→ JOBS:
(A) In the Crump divorce appeal opinion below, within how many days did the settlement agreement allow Husband to refinance the mortgage and purchase Wife's interest in the marital home?
(B) List every numbered paragraph of the marital property settlement agreement that the Crump divorce appeal opinion below cites.

→ SELECTED EXTRACT:
○ ○ ○
COURT OF SPECIAL APPEALS OF MARYLAND
Feb 3, 2020
No. 2718 (Md. Ct. Spec. App. Feb. 3, 2020)

Opinion

No. 2718

02-03-2020

ANGELO CRUMP v. ELAINE CRUMP


Circuit Court for Prince George's County
Case No. CAD17-05214

UNREPORTED

Arthur, Shaw Geter, Sharer, J. Frederick (Senior Judge, Specially Assigned), JJ. Opinion by Arthur, J. *This is an unreported opinion, and it may not be cited in any paper, brief, motion, or other document filed in this Court or any other Maryland Court as either precedent within the rule of stare decisis or as persuasive authority. Md. Rule 1-104.

Angelo Crump ("Husband") and Elaine Crump ("Wife") were divorced by a decree of the Circuit Court for Prince George's County entered on January 3, 2018. That decree incorporated the marital property settlement agreement executed by the parties as of December 13, 2017, but that agreement was not merged into the judgment.

Husband sought declaratory relief determining that he was still within his rights, in accordance with the agreement, to refinance the loan on the marital home in order to purchase Wife's interest in it. The court denied his request for relief. Upon reconsideration, the court declined to revise its judgment.

Husband appealed. We agree with the circuit court's conclusion that Husband is not entitled to the relief that he requested. But because the court did not formally declare the parties' rights, we vacate the judgment and remand the case for the entry of a declaratory judgment in accordance with the court's ruling.

F ACTUAL AND P ROCEDURAL B ACKGROUND

Husband and Wife were married in September 1989 and separated in October 2016. In February 2017, Husband filed a complaint for absolute divorce in the Circuit Court for Prince George's County.

By December 13, 2017, both parties had executed a Marital Property Settlement Agreement to determine their respective property rights, including the disposition of a jointly-owned marital home. In proceedings on the same day, the court granted Husband an absolute divorce. The judgment of absolute divorce was docketed on January 3, 2018. The terms of the settlement agreement were incorporated, but not merged, into the judgment, as indicated in paragraph 11 of the agreement itself:

This Agreement in its entirety shall be submitted to the court in which their divorce action is filed to be ratified, approved, and incorporated, but not merged, into and made a part of the final decree or divorce order of that action. The parties each agree not to oppose such incorporation and they agree that subsequently this Agreement shall be enforceable as a part of said decree or independently as a contract between the parties. . . .

Paragraph 25 of the agreement provides that Husband would have 90 days to refinance the mortgage on the marital home and to purchase Wife's interest in the home. It further provides that if Husband did not purchase Wife's interest within 90 days, Wife would have the right to purchase Husband's interest in the home within the following 90 days. The agreement did not explicitly state when the 90 days would begin to run.

Paragraph 8 of the agreement states that "[t]ime is of the essence in the performance of all obligations set forth in this Agreement."

Finally, Paragraph 36 of the agreement states: "This Agreement shall become effective upon the date that both parties have affixed their signatures to the Agreement." Husband signed the agreement on December 12, 2017; Wife signed the agreement the following day, December 13, 2017.
○ ○ ○
→ DATA SEGMENT:
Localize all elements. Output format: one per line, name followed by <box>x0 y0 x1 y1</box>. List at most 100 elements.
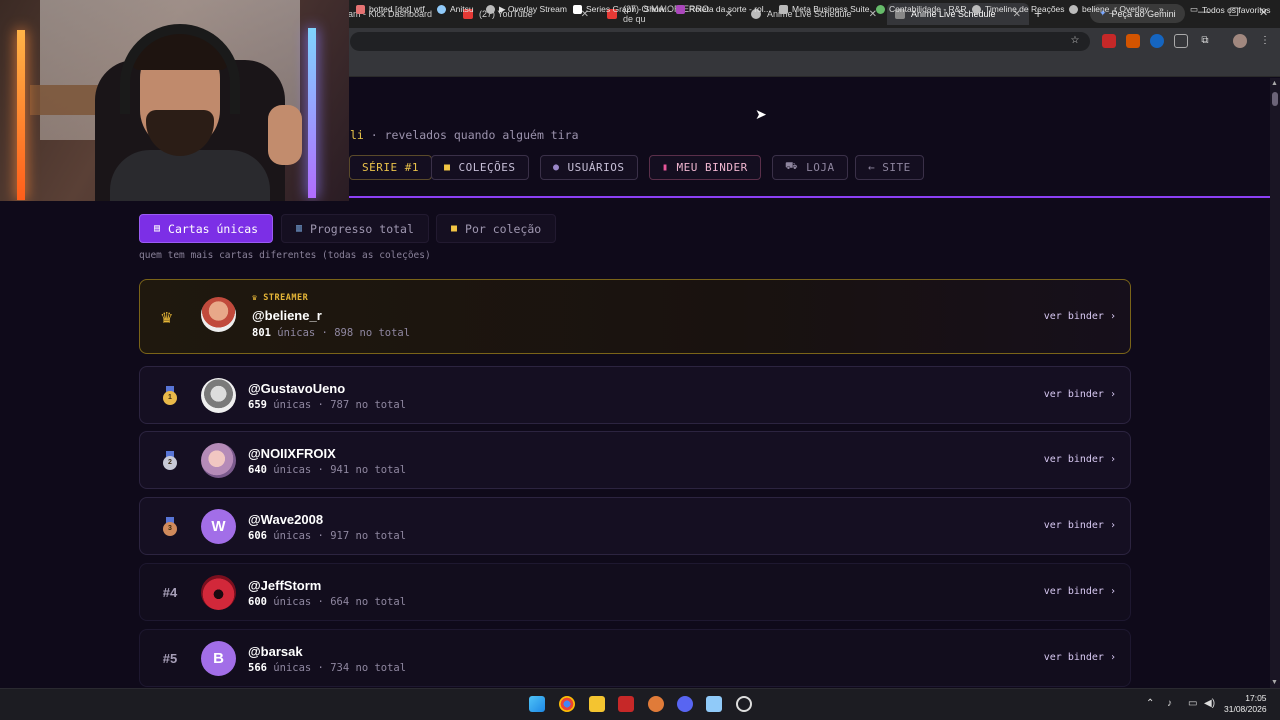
○ ○ ○
→ EXPECTED ANSWERS:
(A) 90 days

(B) Paragraph 11, Paragraph 25, Paragraph 8, Paragraph 36